[Rows from a dataset]
════

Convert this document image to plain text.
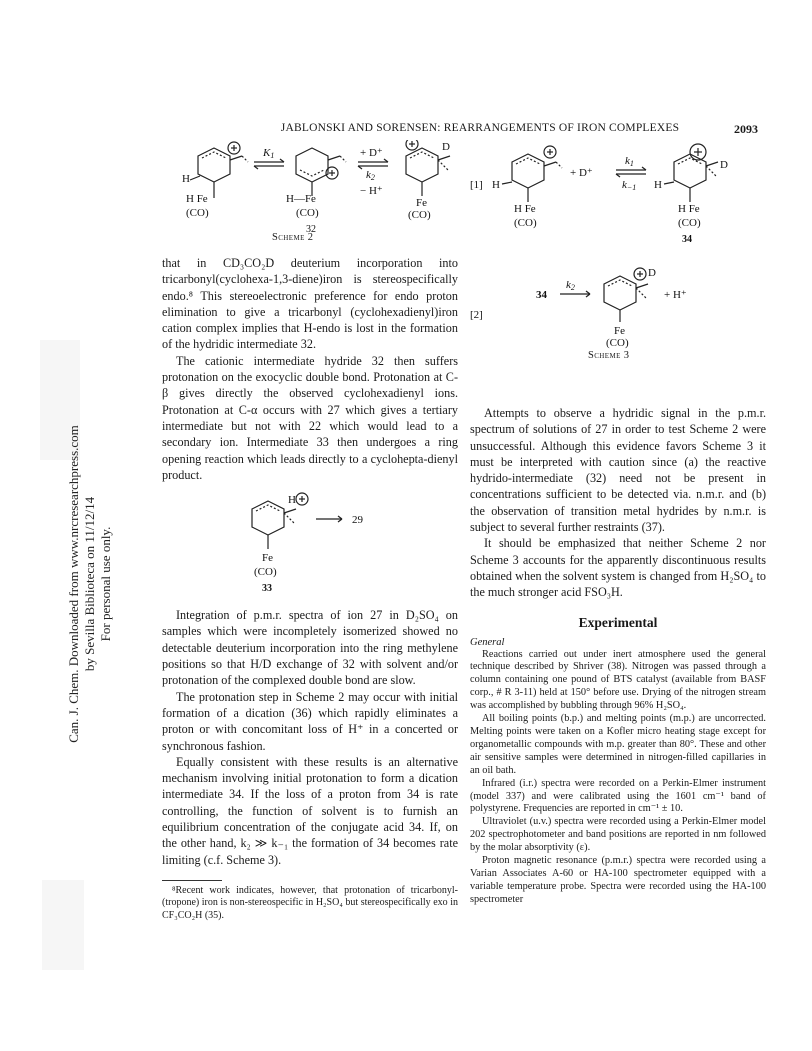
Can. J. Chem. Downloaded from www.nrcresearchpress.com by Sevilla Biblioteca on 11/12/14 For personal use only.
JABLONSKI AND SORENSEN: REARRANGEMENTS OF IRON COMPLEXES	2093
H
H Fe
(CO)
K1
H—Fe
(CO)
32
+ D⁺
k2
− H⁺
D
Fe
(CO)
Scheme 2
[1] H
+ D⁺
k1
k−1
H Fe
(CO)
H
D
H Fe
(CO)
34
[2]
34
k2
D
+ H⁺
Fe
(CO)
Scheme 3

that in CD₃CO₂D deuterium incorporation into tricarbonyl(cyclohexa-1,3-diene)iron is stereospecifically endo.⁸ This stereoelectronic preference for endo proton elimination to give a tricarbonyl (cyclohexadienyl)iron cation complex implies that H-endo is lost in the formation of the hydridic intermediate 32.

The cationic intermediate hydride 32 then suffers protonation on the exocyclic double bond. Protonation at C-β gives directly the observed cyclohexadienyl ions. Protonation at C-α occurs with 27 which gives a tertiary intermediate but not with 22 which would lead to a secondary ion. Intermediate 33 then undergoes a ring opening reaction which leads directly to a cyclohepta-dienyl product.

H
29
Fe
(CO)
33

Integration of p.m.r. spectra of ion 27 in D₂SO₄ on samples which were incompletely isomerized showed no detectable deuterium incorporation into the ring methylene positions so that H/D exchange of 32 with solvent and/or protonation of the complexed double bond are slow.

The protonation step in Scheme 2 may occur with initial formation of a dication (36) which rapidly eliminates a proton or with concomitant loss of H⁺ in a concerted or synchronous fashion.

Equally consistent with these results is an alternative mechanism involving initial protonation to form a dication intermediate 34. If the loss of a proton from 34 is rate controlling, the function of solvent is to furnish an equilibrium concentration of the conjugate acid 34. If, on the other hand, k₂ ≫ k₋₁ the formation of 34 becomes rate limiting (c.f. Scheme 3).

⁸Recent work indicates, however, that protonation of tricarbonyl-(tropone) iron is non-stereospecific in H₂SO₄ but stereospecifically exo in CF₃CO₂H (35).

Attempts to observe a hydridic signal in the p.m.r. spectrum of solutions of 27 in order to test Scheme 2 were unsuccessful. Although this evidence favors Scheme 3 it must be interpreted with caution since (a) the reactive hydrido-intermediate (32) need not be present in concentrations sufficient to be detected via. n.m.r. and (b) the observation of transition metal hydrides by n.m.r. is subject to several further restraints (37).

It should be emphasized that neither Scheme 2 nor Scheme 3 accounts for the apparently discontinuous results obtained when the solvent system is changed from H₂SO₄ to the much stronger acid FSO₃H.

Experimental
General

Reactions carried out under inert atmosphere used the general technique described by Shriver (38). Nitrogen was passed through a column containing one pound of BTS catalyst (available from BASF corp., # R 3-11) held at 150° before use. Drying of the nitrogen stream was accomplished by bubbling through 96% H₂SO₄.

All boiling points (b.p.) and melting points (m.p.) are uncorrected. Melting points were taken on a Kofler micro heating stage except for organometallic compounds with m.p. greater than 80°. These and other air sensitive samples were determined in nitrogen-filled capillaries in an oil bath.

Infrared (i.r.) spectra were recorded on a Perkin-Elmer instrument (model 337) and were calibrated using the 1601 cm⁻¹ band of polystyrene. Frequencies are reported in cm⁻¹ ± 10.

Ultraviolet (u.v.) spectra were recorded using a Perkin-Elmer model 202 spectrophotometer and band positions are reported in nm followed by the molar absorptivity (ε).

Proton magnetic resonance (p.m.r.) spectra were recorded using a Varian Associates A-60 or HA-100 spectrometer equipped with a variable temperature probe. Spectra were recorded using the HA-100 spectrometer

════

● SHORT PROBLEM: Print all the records again exactly; do not include any picture.

● COMPLETE RESPONSE:
Convert this document image to plain text.
Can. J. Chem. Downloaded from www.nrcresearchpress.com by Sevilla Biblioteca on 11/12/14 For personal use only.
JABLONSKI AND SORENSEN: REARRANGEMENTS OF IRON COMPLEXES	2093
H
H Fe
(CO)
K1
H—Fe
(CO)
32
+ D⁺
k2
− H⁺
D
Fe
(CO)
Scheme 2
[1] H
+ D⁺
k1
k−1
H Fe
(CO)
H
D
H Fe
(CO)
34
[2]
34
k2
D
+ H⁺
Fe
(CO)
Scheme 3

that in CD₃CO₂D deuterium incorporation into tricarbonyl(cyclohexa-1,3-diene)iron is stereospecifically endo.⁸ This stereoelectronic preference for endo proton elimination to give a tricarbonyl (cyclohexadienyl)iron cation complex implies that H-endo is lost in the formation of the hydridic intermediate 32.

The cationic intermediate hydride 32 then suffers protonation on the exocyclic double bond. Protonation at C-β gives directly the observed cyclohexadienyl ions. Protonation at C-α occurs with 27 which gives a tertiary intermediate but not with 22 which would lead to a secondary ion. Intermediate 33 then undergoes a ring opening reaction which leads directly to a cyclohepta-dienyl product.

H
29
Fe
(CO)
33

Integration of p.m.r. spectra of ion 27 in D₂SO₄ on samples which were incompletely isomerized showed no detectable deuterium incorporation into the ring methylene positions so that H/D exchange of 32 with solvent and/or protonation of the complexed double bond are slow.

The protonation step in Scheme 2 may occur with initial formation of a dication (36) which rapidly eliminates a proton or with concomitant loss of H⁺ in a concerted or synchronous fashion.

Equally consistent with these results is an alternative mechanism involving initial protonation to form a dication intermediate 34. If the loss of a proton from 34 is rate controlling, the function of solvent is to furnish an equilibrium concentration of the conjugate acid 34. If, on the other hand, k₂ ≫ k₋₁ the formation of 34 becomes rate limiting (c.f. Scheme 3).

⁸Recent work indicates, however, that protonation of tricarbonyl-(tropone) iron is non-stereospecific in H₂SO₄ but stereospecifically exo in CF₃CO₂H (35).

Attempts to observe a hydridic signal in the p.m.r. spectrum of solutions of 27 in order to test Scheme 2 were unsuccessful. Although this evidence favors Scheme 3 it must be interpreted with caution since (a) the reactive hydrido-intermediate (32) need not be present in concentrations sufficient to be detected via. n.m.r. and (b) the observation of transition metal hydrides by n.m.r. is subject to several further restraints (37).

It should be emphasized that neither Scheme 2 nor Scheme 3 accounts for the apparently discontinuous results obtained when the solvent system is changed from H₂SO₄ to the much stronger acid FSO₃H.

Experimental
General

Reactions carried out under inert atmosphere used the general technique described by Shriver (38). Nitrogen was passed through a column containing one pound of BTS catalyst (available from BASF corp., # R 3-11) held at 150° before use. Drying of the nitrogen stream was accomplished by bubbling through 96% H₂SO₄.

All boiling points (b.p.) and melting points (m.p.) are uncorrected. Melting points were taken on a Kofler micro heating stage except for organometallic compounds with m.p. greater than 80°. These and other air sensitive samples were determined in nitrogen-filled capillaries in an oil bath.

Infrared (i.r.) spectra were recorded on a Perkin-Elmer instrument (model 337) and were calibrated using the 1601 cm⁻¹ band of polystyrene. Frequencies are reported in cm⁻¹ ± 10.

Ultraviolet (u.v.) spectra were recorded using a Perkin-Elmer model 202 spectrophotometer and band positions are reported in nm followed by the molar absorptivity (ε).

Proton magnetic resonance (p.m.r.) spectra were recorded using a Varian Associates A-60 or HA-100 spectrometer equipped with a variable temperature probe. Spectra were recorded using the HA-100 spectrometer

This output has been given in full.